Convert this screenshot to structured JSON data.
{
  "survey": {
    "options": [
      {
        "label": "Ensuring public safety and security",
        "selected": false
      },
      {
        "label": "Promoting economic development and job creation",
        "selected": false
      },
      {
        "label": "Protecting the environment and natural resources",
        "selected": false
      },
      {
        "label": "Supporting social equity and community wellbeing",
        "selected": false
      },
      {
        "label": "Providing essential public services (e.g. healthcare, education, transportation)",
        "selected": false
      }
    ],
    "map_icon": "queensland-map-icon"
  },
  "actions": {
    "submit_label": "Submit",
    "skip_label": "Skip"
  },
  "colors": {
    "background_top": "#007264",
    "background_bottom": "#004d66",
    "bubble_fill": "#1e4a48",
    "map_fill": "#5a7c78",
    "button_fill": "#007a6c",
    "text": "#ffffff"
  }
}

Do this: Using the data above, repeat every line exactly.

Task output:
Convert this screenshot to structured JSON data.
{
  "survey": {
    "options": [
      {
        "label": "Ensuring public safety and security",
        "selected": false
      },
      {
        "label": "Promoting economic development and job creation",
        "selected": false
      },
      {
        "label": "Protecting the environment and natural resources",
        "selected": false
      },
      {
        "label": "Supporting social equity and community wellbeing",
        "selected": false
      },
      {
        "label": "Providing essential public services (e.g. healthcare, education, transportation)",
        "selected": false
      }
    ],
    "map_icon": "queensland-map-icon"
  },
  "actions": {
    "submit_label": "Submit",
    "skip_label": "Skip"
  },
  "colors": {
    "background_top": "#007264",
    "background_bottom": "#004d66",
    "bubble_fill": "#1e4a48",
    "map_fill": "#5a7c78",
    "button_fill": "#007a6c",
    "text": "#ffffff"
  }
}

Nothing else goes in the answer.